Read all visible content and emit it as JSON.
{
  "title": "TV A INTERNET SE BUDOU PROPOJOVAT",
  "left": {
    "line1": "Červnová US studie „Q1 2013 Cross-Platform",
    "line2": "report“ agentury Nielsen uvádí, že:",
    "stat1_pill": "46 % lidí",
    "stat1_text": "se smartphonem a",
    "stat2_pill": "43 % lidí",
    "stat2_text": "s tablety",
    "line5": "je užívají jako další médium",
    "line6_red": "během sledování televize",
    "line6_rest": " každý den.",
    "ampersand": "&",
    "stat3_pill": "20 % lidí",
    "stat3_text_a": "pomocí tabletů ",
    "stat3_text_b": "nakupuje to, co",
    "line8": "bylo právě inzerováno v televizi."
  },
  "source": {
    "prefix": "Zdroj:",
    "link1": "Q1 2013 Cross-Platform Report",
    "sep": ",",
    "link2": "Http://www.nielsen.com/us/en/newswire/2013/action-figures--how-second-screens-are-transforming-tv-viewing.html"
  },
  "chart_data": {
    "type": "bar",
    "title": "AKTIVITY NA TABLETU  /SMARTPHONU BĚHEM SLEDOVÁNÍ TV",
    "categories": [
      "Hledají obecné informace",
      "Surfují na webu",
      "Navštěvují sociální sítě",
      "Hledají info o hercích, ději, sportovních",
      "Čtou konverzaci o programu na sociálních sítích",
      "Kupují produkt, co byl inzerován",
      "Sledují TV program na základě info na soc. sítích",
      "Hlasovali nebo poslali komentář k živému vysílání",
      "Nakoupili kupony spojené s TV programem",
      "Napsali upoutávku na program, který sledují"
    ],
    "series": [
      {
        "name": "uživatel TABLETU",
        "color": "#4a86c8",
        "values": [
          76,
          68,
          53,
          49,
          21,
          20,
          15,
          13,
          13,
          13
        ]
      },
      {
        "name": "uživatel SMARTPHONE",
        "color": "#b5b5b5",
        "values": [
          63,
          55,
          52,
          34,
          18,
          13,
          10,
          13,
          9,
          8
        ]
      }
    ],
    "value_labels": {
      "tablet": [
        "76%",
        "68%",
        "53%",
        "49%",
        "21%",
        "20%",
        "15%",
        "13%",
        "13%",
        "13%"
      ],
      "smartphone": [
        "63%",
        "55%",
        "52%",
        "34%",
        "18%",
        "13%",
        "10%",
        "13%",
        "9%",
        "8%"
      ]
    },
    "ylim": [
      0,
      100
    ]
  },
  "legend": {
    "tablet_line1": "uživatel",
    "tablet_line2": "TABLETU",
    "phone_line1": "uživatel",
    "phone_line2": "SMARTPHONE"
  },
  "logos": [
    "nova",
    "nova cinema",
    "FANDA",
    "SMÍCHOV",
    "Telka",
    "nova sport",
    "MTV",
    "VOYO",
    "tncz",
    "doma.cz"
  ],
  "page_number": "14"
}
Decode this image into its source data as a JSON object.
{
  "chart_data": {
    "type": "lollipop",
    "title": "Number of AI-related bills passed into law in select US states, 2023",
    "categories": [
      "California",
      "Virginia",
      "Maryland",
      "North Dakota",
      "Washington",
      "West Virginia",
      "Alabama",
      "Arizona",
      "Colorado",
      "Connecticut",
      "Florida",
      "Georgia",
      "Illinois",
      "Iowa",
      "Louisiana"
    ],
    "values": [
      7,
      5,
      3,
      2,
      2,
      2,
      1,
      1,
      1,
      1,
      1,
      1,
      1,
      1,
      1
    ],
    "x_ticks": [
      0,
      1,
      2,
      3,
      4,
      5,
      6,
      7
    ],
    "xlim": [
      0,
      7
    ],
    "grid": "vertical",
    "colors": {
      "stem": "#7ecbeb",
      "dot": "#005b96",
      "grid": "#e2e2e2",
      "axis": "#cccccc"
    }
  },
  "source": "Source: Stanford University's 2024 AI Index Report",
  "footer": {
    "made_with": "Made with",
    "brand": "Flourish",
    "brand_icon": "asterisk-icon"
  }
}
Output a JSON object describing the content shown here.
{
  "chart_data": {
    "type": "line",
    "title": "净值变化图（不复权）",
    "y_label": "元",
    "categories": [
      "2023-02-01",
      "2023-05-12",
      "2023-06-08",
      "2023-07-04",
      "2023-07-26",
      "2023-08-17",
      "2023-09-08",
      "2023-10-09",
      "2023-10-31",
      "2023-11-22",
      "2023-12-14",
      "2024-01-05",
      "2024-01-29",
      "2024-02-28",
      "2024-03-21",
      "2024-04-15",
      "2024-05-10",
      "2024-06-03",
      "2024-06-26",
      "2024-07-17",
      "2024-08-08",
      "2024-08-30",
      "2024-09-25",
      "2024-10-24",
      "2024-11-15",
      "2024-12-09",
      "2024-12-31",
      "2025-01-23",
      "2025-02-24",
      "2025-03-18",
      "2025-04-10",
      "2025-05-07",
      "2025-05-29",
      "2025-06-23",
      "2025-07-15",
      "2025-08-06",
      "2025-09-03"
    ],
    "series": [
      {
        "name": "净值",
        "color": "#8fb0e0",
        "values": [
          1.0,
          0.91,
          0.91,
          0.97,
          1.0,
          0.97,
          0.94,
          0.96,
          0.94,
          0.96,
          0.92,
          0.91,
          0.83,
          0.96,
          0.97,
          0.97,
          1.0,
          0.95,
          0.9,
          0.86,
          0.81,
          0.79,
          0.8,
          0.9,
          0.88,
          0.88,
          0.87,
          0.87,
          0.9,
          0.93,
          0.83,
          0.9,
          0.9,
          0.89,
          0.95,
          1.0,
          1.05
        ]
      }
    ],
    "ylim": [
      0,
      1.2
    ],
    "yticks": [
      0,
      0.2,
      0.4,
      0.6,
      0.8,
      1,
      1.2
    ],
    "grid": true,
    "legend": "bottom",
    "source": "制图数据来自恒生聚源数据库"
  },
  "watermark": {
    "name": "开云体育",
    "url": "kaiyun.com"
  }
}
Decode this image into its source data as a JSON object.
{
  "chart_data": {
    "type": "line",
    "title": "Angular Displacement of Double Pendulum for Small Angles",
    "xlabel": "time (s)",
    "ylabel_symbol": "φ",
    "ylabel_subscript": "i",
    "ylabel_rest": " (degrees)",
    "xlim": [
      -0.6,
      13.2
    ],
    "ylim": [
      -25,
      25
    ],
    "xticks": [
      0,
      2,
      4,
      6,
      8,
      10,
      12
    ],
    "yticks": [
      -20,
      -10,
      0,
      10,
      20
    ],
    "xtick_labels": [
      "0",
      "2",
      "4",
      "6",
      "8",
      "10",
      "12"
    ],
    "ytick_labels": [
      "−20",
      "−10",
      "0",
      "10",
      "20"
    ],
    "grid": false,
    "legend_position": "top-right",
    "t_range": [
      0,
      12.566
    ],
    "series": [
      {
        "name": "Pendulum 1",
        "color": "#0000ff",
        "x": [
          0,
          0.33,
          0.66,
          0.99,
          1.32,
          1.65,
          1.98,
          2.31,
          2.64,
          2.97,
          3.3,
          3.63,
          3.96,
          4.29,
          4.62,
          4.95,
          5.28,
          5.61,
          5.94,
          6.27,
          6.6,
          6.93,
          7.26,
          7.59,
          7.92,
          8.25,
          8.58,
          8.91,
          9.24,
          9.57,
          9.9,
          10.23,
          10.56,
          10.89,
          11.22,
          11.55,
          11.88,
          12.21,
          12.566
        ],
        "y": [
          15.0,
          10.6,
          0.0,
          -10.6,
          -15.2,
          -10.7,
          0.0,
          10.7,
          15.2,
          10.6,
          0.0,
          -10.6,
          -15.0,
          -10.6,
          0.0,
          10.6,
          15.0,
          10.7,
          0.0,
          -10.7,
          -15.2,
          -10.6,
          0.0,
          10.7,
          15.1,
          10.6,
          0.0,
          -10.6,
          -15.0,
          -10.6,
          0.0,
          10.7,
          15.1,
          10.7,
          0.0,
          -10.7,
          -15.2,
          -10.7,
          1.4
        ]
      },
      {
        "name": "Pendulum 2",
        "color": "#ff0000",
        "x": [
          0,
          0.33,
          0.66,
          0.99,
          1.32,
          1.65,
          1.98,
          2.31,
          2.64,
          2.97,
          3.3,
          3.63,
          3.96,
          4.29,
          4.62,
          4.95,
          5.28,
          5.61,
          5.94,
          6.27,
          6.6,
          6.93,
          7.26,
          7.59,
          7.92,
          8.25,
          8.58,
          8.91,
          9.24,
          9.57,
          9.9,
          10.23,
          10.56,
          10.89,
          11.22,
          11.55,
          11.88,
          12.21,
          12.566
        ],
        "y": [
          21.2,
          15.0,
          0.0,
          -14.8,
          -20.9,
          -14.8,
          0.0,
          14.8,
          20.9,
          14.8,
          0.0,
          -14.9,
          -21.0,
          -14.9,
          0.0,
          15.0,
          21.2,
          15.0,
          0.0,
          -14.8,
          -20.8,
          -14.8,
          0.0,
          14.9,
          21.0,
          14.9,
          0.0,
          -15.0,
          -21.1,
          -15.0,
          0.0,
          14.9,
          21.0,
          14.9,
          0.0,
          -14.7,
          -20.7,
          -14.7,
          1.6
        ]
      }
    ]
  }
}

* **PROMPT**:
Pull every line holding "grid" out of the records.

* **SOLUTION FOR THIS EXERCISE**:
    "grid": "vertical",
      "grid": "#e2e2e2",
    "grid": true,
    "grid": false,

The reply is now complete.